=== Exercise ===
Reproduce the listing exactly, with no pictures in your copy.

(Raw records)
----------------

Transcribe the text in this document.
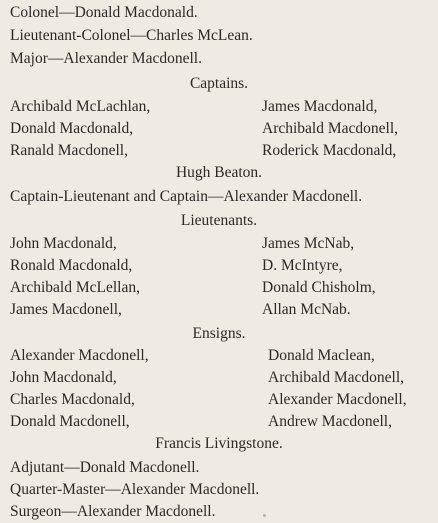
Colonel—Donald Macdonald.
Lieutenant-Colonel—Charles McLean.
Major—Alexander Macdonell.
Captains.
Archibald McLachlan,	James Macdonald,
Donald Macdonald,	Archibald Macdonell,
Ranald Macdonell,	Roderick Macdonald,
Hugh Beaton.
Captain-Lieutenant and Captain—Alexander Macdonell.
Lieutenants.
John Macdonald,	James McNab,
Ronald Macdonald,	D. McIntyre,
Archibald McLellan,	Donald Chisholm,
James Macdonell,	Allan McNab.
Ensigns.
Alexander Macdonell,	Donald Maclean,
John Macdonald,	Archibald Macdonell,
Charles Macdonald,	Alexander Macdonell,
Donald Macdonell,	Andrew Macdonell,
Francis Livingstone.
Adjutant—Donald Macdonell.
Quarter-Master—Alexander Macdonell.
Surgeon—Alexander Macdonell.
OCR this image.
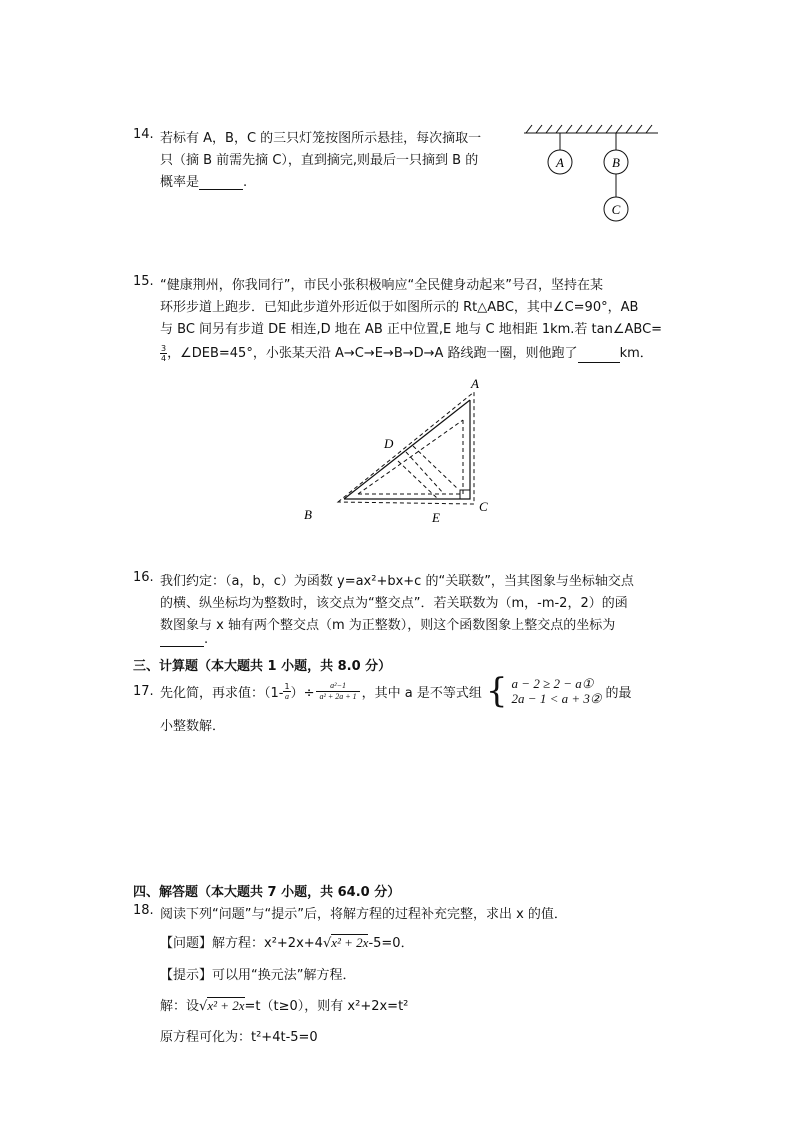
14. 若标有 A，B，C 的三只灯笼按图所示悬挂，每次摘取一
只（摘 B 前需先摘 C），直到摘完,则最后一只摘到 B 的
概率是	.
A	B
C
15. “健康荆州，你我同行”，市民小张积极响应“全民健身动起来”号召，坚持在某
环形步道上跑步．已知此步道外形近似于如图所示的 Rt△ABC，其中∠C=90°，AB
与 BC 间另有步道 DE 相连,D 地在 AB 正中位置,E 地与 C 地相距 1km.若 tan∠ABC=
$\frac{3}{4}$ ，∠DEB=45°，小张某天沿 A→C→E→B→D→A 路线跑一圈，则他跑了	km．
A
B
C
D
E
16. 我们约定：（a，b，c）为函数 y=ax²+bx+c 的“关联数”，当其图象与坐标轴交点
的横、纵坐标均为整数时，该交点为“整交点”．若关联数为（m，-m-2，2）的函
数图象与 x 轴有两个整交点（m 为正整数），则这个函数图象上整交点的坐标为
.
三、计算题（本大题共 1 小题，共 8.0 分）
17. 先化简，再求值：（$1- \frac{1}{a}$ ）÷ $\frac{\text{a²−1}}{\text{a² + 2a + 1}}$ ，其中 a 是不等式组 { a − 2 ≥ 2 − a①
2a − 1 < a + 3② 的最
小整数解．
四、解答题（本大题共 7 小题，共 64.0 分）
18. 阅读下列“问题”与“提示”后，将解方程的过程补充完整，求出 x 的值．
【问题】解方程：x²+2x+4√x² + 2x-5=0．
【提示】可以用“换元法”解方程．
解：设√x² + 2x=t（t≥0），则有 x²+2x=t²
原方程可化为：t²+4t-5=0
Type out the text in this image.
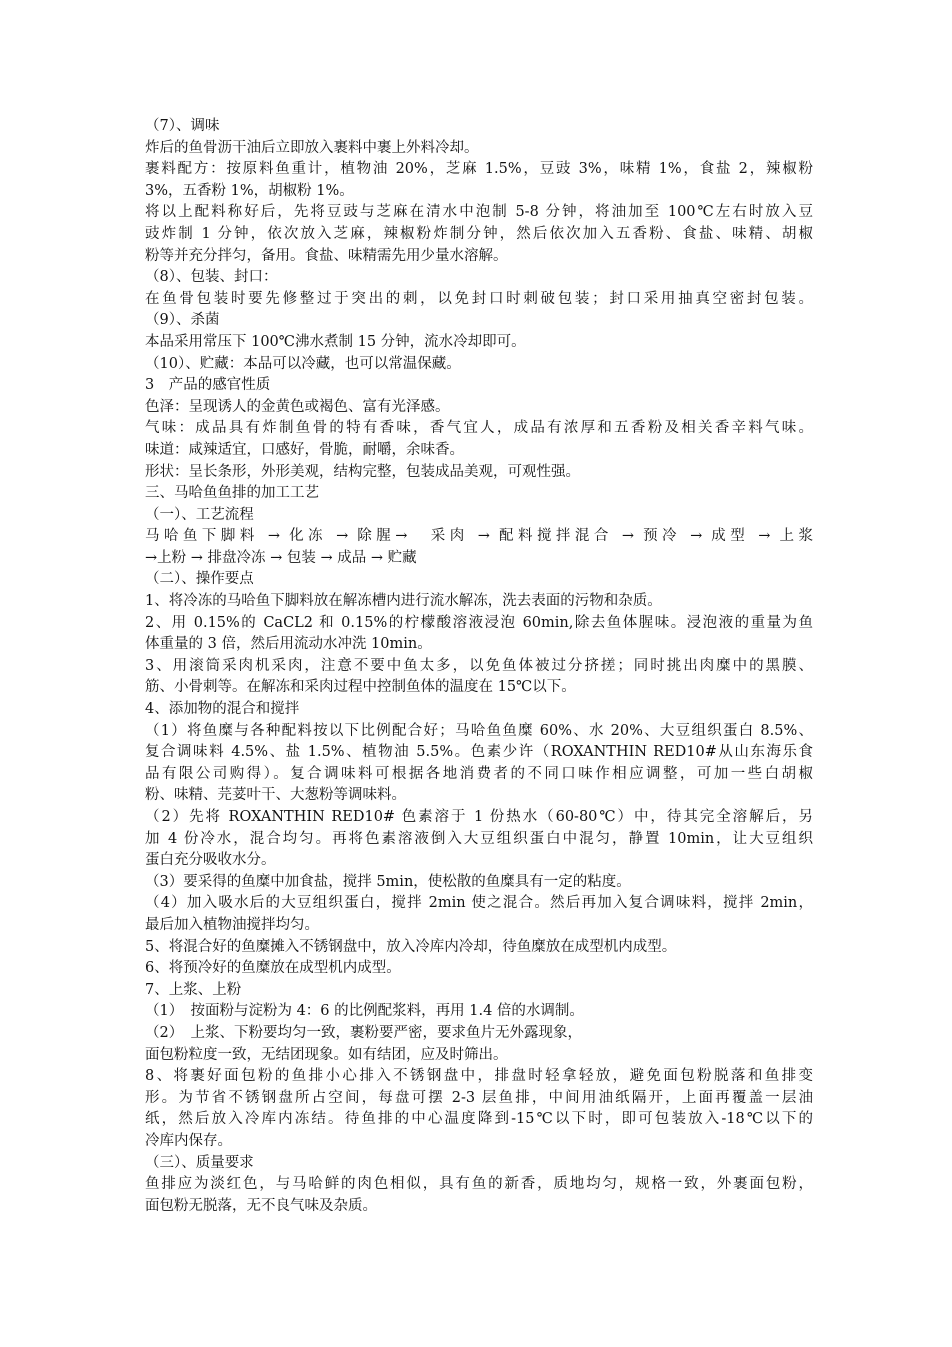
（7）、调味
炸后的鱼骨沥干油后立即放入裹料中裹上外料冷却。
裹料配方：按原料鱼重计，植物油 20%，芝麻 1.5%，豆豉 3%，味精 1%，食盐 2，辣椒粉
3%，五香粉 1%，胡椒粉 1%。
将以上配料称好后，先将豆豉与芝麻在清水中泡制 5-8 分钟，将油加至 100℃左右时放入豆
豉炸制 1 分钟，依次放入芝麻，辣椒粉炸制分钟，然后依次加入五香粉、食盐、味精、胡椒
粉等并充分拌匀，备用。食盐、味精需先用少量水溶解。
（8）、包装、封口：
在鱼骨包装时要先修整过于突出的刺，以免封口时刺破包装；封口采用抽真空密封包装。
（9）、杀菌
本品采用常压下 100℃沸水煮制 15 分钟，流水冷却即可。
（10）、贮藏：本品可以冷藏，也可以常温保藏。
3　产品的感官性质
色泽：呈现诱人的金黄色或褐色、富有光泽感。
气味：成品具有炸制鱼骨的特有香味，香气宜人，成品有浓厚和五香粉及相关香辛料气味。
味道：咸辣适宜，口感好，骨脆，耐嚼，余味香。
形状：呈长条形，外形美观，结构完整，包装成品美观，可观性强。
三、马哈鱼鱼排的加工工艺
（一）、工艺流程
马哈鱼下脚料 → 化冻 → 除腥→　采肉 → 配料搅拌混合 → 预冷 → 成型 → 上浆
→上粉 → 排盘冷冻 → 包装 → 成品 → 贮藏
（二）、操作要点
1、将冷冻的马哈鱼下脚料放在解冻槽内进行流水解冻，洗去表面的污物和杂质。
2、用 0.15%的 CaCL2 和 0.15%的柠檬酸溶液浸泡 60min,除去鱼体腥味。浸泡液的重量为鱼
体重量的 3 倍，然后用流动水冲洗 10min。
3、用滚筒采肉机采肉，注意不要中鱼太多，以免鱼体被过分挤搓；同时挑出肉糜中的黑膜、
筋、小骨刺等。在解冻和采肉过程中控制鱼体的温度在 15℃以下。
4、添加物的混合和搅拌
（1）将鱼糜与各种配料按以下比例配合好；马哈鱼鱼糜 60%、水 20%、大豆组织蛋白 8.5%、
复合调味料 4.5%、盐 1.5%、植物油 5.5%。色素少许（ROXANTHIN RED10#从山东海乐食
品有限公司购得）。复合调味料可根据各地消费者的不同口味作相应调整，可加一些白胡椒
粉、味精、芫荽叶干、大葱粉等调味料。
（2）先将 ROXANTHIN RED10# 色素溶于 1 份热水（60-80℃）中，待其完全溶解后，另
加 4 份冷水，混合均匀。再将色素溶液倒入大豆组织蛋白中混匀，静置 10min，让大豆组织
蛋白充分吸收水分。
（3）要采得的鱼糜中加食盐，搅拌 5min，使松散的鱼糜具有一定的粘度。
（4）加入吸水后的大豆组织蛋白，搅拌 2min 使之混合。然后再加入复合调味料，搅拌 2min，
最后加入植物油搅拌均匀。
5、将混合好的鱼糜摊入不锈钢盘中，放入冷库内冷却，待鱼糜放在成型机内成型。
6、将预冷好的鱼糜放在成型机内成型。
7、上浆、上粉
（1）　按面粉与淀粉为 4：6 的比例配浆料，再用 1.4 倍的水调制。
（2）　上浆、下粉要均匀一致，裹粉要严密，要求鱼片无外露现象，
面包粉粒度一致，无结团现象。如有结团，应及时筛出。
8、将裹好面包粉的鱼排小心排入不锈钢盘中，排盘时轻拿轻放，避免面包粉脱落和鱼排变
形。为节省不锈钢盘所占空间，每盘可摆 2-3 层鱼排，中间用油纸隔开，上面再覆盖一层油
纸，然后放入冷库内冻结。待鱼排的中心温度降到-15℃以下时，即可包装放入-18℃以下的
冷库内保存。
（三）、质量要求
鱼排应为淡红色，与马哈鲜的肉色相似，具有鱼的新香，质地均匀，规格一致，外裹面包粉，
面包粉无脱落，无不良气味及杂质。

----------------

=== Reply ===
Transcribe the text in this document.
Colonel—Donald Macdonald.
Lieutenant-Colonel—Charles McLean.
Major—Alexander Macdonell.
Captains.
Archibald McLachlan,	James Macdonald,
Donald Macdonald,	Archibald Macdonell,
Ranald Macdonell,	Roderick Macdonald,
Hugh Beaton.
Captain-Lieutenant and Captain—Alexander Macdonell.
Lieutenants.
John Macdonald,	James McNab,
Ronald Macdonald,	D. McIntyre,
Archibald McLellan,	Donald Chisholm,
James Macdonell,	Allan McNab.
Ensigns.
Alexander Macdonell,	Donald Maclean,
John Macdonald,	Archibald Macdonell,
Charles Macdonald,	Alexander Macdonell,
Donald Macdonell,	Andrew Macdonell,
Francis Livingstone.
Adjutant—Donald Macdonell.
Quarter-Master—Alexander Macdonell.
Surgeon—Alexander Macdonell.
OCR this image.
14. 若标有 A，B，C 的三只灯笼按图所示悬挂，每次摘取一
只（摘 B 前需先摘 C），直到摘完,则最后一只摘到 B 的
概率是	.
A	B
C
15. “健康荆州，你我同行”，市民小张积极响应“全民健身动起来”号召，坚持在某
环形步道上跑步．已知此步道外形近似于如图所示的 Rt△ABC，其中∠C=90°，AB
与 BC 间另有步道 DE 相连,D 地在 AB 正中位置,E 地与 C 地相距 1km.若 tan∠ABC=
$\frac{3}{4}$ ，∠DEB=45°，小张某天沿 A→C→E→B→D→A 路线跑一圈，则他跑了	km．
A
B
C
D
E
16. 我们约定：（a，b，c）为函数 y=ax²+bx+c 的“关联数”，当其图象与坐标轴交点
的横、纵坐标均为整数时，该交点为“整交点”．若关联数为（m，-m-2，2）的函
数图象与 x 轴有两个整交点（m 为正整数），则这个函数图象上整交点的坐标为
.
三、计算题（本大题共 1 小题，共 8.0 分）
17. 先化简，再求值：（$1- \frac{1}{a}$ ）÷ $\frac{\text{a²−1}}{\text{a² + 2a + 1}}$ ，其中 a 是不等式组 { a − 2 ≥ 2 − a①
2a − 1 < a + 3② 的最
小整数解．
四、解答题（本大题共 7 小题，共 64.0 分）
18. 阅读下列“问题”与“提示”后，将解方程的过程补充完整，求出 x 的值．
【问题】解方程：x²+2x+4√x² + 2x-5=0．
【提示】可以用“换元法”解方程．
解：设√x² + 2x=t（t≥0），则有 x²+2x=t²
原方程可化为：t²+4t-5=0
Type out the text in this image.
（7）、调味
炸后的鱼骨沥干油后立即放入裹料中裹上外料冷却。
裹料配方：按原料鱼重计，植物油 20%，芝麻 1.5%，豆豉 3%，味精 1%，食盐 2，辣椒粉
3%，五香粉 1%，胡椒粉 1%。
将以上配料称好后，先将豆豉与芝麻在清水中泡制 5-8 分钟，将油加至 100℃左右时放入豆
豉炸制 1 分钟，依次放入芝麻，辣椒粉炸制分钟，然后依次加入五香粉、食盐、味精、胡椒
粉等并充分拌匀，备用。食盐、味精需先用少量水溶解。
（8）、包装、封口：
在鱼骨包装时要先修整过于突出的刺，以免封口时刺破包装；封口采用抽真空密封包装。
（9）、杀菌
本品采用常压下 100℃沸水煮制 15 分钟，流水冷却即可。
（10）、贮藏：本品可以冷藏，也可以常温保藏。
3　产品的感官性质
色泽：呈现诱人的金黄色或褐色、富有光泽感。
气味：成品具有炸制鱼骨的特有香味，香气宜人，成品有浓厚和五香粉及相关香辛料气味。
味道：咸辣适宜，口感好，骨脆，耐嚼，余味香。
形状：呈长条形，外形美观，结构完整，包装成品美观，可观性强。
三、马哈鱼鱼排的加工工艺
（一）、工艺流程
马哈鱼下脚料 → 化冻 → 除腥→　采肉 → 配料搅拌混合 → 预冷 → 成型 → 上浆
→上粉 → 排盘冷冻 → 包装 → 成品 → 贮藏
（二）、操作要点
1、将冷冻的马哈鱼下脚料放在解冻槽内进行流水解冻，洗去表面的污物和杂质。
2、用 0.15%的 CaCL2 和 0.15%的柠檬酸溶液浸泡 60min,除去鱼体腥味。浸泡液的重量为鱼
体重量的 3 倍，然后用流动水冲洗 10min。
3、用滚筒采肉机采肉，注意不要中鱼太多，以免鱼体被过分挤搓；同时挑出肉糜中的黑膜、
筋、小骨刺等。在解冻和采肉过程中控制鱼体的温度在 15℃以下。
4、添加物的混合和搅拌
（1）将鱼糜与各种配料按以下比例配合好；马哈鱼鱼糜 60%、水 20%、大豆组织蛋白 8.5%、
复合调味料 4.5%、盐 1.5%、植物油 5.5%。色素少许（ROXANTHIN RED10#从山东海乐食
品有限公司购得）。复合调味料可根据各地消费者的不同口味作相应调整，可加一些白胡椒
粉、味精、芫荽叶干、大葱粉等调味料。
（2）先将 ROXANTHIN RED10# 色素溶于 1 份热水（60-80℃）中，待其完全溶解后，另
加 4 份冷水，混合均匀。再将色素溶液倒入大豆组织蛋白中混匀，静置 10min，让大豆组织
蛋白充分吸收水分。
（3）要采得的鱼糜中加食盐，搅拌 5min，使松散的鱼糜具有一定的粘度。
（4）加入吸水后的大豆组织蛋白，搅拌 2min 使之混合。然后再加入复合调味料，搅拌 2min，
最后加入植物油搅拌均匀。
5、将混合好的鱼糜摊入不锈钢盘中，放入冷库内冷却，待鱼糜放在成型机内成型。
6、将预冷好的鱼糜放在成型机内成型。
7、上浆、上粉
（1）　按面粉与淀粉为 4：6 的比例配浆料，再用 1.4 倍的水调制。
（2）　上浆、下粉要均匀一致，裹粉要严密，要求鱼片无外露现象，
面包粉粒度一致，无结团现象。如有结团，应及时筛出。
8、将裹好面包粉的鱼排小心排入不锈钢盘中，排盘时轻拿轻放，避免面包粉脱落和鱼排变
形。为节省不锈钢盘所占空间，每盘可摆 2-3 层鱼排，中间用油纸隔开，上面再覆盖一层油
纸，然后放入冷库内冻结。待鱼排的中心温度降到-15℃以下时，即可包装放入-18℃以下的
冷库内保存。
（三）、质量要求
鱼排应为淡红色，与马哈鲜的肉色相似，具有鱼的新香，质地均匀，规格一致，外裹面包粉，
面包粉无脱落，无不良气味及杂质。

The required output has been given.